— Start —

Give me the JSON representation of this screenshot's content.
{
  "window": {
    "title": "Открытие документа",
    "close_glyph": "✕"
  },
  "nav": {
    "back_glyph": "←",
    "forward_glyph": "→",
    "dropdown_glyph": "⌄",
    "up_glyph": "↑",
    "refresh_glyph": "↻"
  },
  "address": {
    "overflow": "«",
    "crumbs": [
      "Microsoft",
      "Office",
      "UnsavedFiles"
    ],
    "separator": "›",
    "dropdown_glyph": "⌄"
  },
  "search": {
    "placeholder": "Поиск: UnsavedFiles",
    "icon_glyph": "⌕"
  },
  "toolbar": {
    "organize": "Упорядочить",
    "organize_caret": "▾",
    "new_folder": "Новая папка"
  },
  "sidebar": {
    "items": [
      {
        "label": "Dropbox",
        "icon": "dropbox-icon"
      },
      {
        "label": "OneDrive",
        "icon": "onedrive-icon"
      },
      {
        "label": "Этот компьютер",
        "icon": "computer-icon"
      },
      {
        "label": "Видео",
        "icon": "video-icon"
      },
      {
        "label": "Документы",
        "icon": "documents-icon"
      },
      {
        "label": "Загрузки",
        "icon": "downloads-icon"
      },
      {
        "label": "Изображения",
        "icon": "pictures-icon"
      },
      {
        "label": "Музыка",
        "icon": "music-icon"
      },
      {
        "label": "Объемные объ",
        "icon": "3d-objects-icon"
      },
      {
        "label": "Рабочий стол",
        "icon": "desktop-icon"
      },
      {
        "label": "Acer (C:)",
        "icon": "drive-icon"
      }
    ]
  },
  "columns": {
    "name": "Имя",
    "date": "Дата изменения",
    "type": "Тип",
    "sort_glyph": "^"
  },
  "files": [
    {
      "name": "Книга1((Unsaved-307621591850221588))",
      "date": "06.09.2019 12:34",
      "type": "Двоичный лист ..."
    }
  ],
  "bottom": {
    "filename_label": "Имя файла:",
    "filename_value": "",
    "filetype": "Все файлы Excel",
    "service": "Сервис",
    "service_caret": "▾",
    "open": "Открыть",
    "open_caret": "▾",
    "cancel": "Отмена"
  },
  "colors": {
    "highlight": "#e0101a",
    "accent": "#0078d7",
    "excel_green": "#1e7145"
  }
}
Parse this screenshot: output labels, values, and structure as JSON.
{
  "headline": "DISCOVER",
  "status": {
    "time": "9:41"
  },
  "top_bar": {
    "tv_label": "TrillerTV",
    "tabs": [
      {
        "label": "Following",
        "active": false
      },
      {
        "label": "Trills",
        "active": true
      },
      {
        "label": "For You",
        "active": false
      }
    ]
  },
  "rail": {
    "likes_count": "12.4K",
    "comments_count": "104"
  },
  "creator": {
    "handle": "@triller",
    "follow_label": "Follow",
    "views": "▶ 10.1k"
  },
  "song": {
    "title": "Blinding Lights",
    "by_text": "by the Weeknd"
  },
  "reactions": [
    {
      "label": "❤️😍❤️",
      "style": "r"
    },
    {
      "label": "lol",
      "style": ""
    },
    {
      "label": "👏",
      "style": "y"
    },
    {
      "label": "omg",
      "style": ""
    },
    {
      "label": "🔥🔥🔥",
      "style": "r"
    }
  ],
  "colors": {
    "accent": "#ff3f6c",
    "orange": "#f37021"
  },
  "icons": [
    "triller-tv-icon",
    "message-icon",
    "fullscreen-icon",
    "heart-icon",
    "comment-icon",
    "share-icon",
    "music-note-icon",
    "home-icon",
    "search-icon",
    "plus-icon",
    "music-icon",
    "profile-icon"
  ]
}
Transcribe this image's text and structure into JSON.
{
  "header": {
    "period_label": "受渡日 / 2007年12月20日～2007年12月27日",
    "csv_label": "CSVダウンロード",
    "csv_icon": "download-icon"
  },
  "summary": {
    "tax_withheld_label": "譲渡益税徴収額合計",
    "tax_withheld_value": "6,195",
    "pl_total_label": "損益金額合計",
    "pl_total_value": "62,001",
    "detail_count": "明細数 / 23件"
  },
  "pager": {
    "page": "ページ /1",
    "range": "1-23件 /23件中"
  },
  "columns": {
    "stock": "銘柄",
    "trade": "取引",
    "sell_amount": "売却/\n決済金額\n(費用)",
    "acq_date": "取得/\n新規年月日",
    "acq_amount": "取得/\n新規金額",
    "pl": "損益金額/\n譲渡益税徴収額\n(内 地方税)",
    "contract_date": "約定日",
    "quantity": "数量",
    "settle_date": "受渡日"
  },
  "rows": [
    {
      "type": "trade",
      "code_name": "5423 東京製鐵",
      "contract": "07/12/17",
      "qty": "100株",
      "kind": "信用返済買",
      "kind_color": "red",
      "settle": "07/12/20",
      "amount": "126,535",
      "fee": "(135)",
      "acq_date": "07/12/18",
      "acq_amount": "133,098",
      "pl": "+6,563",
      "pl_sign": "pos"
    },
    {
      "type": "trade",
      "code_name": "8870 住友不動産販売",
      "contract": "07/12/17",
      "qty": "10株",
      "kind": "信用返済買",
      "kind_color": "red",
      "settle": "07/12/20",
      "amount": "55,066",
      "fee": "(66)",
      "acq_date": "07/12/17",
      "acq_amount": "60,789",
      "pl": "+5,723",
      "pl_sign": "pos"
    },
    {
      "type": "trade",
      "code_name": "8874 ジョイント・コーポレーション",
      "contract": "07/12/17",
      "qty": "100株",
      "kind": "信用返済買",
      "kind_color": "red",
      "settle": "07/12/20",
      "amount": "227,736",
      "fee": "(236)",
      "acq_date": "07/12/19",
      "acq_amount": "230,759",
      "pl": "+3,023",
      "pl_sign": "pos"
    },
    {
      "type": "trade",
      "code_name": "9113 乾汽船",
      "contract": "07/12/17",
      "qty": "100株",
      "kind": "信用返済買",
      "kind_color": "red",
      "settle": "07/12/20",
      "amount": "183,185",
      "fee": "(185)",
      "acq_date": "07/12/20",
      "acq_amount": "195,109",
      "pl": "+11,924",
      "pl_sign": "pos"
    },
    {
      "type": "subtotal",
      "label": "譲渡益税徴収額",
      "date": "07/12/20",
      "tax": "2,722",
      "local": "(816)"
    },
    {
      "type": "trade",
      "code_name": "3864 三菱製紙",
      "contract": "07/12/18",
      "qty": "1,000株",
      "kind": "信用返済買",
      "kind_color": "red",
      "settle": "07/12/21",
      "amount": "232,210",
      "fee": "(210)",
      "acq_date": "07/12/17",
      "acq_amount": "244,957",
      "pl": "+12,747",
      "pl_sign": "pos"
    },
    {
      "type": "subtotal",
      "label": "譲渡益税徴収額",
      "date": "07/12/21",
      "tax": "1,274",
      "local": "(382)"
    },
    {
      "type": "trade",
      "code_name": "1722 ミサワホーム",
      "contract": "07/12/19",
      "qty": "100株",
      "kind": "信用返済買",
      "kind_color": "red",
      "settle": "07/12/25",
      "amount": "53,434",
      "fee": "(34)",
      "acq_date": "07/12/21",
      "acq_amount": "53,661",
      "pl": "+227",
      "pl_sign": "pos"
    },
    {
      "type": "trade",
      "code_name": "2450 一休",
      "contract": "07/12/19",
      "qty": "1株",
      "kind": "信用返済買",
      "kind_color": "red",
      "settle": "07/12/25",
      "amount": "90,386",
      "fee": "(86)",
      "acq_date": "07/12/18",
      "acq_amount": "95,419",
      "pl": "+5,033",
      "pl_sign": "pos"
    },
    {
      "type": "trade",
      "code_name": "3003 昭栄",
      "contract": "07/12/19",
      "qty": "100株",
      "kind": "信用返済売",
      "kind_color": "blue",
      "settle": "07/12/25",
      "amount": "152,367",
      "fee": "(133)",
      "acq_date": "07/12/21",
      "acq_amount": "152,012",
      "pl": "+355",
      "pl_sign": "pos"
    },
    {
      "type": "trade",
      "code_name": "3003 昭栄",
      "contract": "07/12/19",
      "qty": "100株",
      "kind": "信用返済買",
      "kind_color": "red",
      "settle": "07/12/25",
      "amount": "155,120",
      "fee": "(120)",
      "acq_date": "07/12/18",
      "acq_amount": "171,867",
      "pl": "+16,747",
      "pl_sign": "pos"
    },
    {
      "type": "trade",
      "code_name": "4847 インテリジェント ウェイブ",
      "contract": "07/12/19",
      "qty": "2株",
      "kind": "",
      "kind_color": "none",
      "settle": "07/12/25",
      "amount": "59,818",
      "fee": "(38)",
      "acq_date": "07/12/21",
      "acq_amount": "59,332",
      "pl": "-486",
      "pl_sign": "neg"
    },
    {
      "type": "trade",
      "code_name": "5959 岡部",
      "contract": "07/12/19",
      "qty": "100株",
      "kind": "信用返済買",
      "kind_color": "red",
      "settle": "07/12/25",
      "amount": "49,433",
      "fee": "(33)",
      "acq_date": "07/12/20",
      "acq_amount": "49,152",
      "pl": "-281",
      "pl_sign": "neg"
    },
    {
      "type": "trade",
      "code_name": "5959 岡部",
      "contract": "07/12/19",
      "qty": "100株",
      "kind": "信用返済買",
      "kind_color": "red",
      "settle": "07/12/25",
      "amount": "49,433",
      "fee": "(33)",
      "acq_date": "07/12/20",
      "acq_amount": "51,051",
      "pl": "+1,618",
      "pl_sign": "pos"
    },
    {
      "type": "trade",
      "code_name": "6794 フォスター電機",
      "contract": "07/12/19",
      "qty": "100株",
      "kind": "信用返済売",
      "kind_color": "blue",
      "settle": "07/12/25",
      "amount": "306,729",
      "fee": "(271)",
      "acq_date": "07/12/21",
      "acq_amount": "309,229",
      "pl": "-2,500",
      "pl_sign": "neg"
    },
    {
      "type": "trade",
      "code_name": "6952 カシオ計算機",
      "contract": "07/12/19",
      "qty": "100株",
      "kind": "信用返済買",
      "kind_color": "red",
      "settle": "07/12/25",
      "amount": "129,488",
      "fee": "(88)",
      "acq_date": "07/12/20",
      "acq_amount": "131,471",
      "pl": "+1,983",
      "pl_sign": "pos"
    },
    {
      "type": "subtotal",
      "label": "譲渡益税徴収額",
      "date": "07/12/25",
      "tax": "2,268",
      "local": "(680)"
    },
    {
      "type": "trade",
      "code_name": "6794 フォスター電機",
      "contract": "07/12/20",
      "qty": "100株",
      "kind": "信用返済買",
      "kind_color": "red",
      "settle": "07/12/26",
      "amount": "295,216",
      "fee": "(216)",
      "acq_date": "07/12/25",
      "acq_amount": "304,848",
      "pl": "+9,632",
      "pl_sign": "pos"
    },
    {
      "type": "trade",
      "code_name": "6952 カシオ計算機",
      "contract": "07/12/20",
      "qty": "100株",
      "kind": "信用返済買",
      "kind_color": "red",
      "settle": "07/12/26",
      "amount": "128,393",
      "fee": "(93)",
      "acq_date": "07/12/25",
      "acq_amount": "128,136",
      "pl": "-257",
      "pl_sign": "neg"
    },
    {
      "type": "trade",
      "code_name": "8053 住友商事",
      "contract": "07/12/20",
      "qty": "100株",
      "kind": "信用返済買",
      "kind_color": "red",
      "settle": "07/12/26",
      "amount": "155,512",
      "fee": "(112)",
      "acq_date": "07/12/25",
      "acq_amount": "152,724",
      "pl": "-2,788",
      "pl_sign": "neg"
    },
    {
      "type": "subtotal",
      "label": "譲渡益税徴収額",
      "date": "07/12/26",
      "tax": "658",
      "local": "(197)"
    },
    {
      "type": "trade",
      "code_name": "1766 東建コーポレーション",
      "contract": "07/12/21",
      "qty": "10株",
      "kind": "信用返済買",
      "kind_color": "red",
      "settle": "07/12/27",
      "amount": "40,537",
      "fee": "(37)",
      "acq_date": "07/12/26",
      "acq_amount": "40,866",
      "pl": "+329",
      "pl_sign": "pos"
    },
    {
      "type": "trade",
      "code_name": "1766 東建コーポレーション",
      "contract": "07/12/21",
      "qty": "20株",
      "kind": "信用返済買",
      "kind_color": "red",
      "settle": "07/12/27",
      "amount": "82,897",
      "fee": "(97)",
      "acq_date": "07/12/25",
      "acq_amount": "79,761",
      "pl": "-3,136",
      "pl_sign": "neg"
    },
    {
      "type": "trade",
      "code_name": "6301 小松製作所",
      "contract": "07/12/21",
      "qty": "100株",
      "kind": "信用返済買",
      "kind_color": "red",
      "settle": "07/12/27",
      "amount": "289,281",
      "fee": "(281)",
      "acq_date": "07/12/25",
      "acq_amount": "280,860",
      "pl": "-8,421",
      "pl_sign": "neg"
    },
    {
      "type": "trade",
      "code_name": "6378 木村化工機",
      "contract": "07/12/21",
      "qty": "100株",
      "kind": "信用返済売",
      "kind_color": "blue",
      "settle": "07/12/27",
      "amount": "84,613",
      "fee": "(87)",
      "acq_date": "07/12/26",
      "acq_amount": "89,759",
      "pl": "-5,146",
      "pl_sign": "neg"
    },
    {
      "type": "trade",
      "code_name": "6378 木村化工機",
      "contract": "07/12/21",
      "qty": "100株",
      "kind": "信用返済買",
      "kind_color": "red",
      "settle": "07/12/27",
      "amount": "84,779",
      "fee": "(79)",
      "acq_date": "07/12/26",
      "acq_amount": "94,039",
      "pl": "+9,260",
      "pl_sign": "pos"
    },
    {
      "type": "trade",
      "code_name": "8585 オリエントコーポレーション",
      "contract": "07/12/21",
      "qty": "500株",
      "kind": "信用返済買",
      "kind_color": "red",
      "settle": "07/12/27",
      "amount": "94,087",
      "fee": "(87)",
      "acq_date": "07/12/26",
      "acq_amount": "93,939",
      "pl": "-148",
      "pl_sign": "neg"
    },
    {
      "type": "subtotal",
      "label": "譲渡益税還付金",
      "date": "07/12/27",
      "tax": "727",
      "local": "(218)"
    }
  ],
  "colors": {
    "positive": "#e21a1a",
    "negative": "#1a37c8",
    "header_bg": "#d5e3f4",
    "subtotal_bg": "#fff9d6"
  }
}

— End —

→ **WRITTEN INSTRUCTION**:
Pick out each line that holds the string "structure".

→ **CORRECT RESPONSE**:
Parse this screenshot: output labels, values, and structure as JSON.
Transcribe this image's text and structure into JSON.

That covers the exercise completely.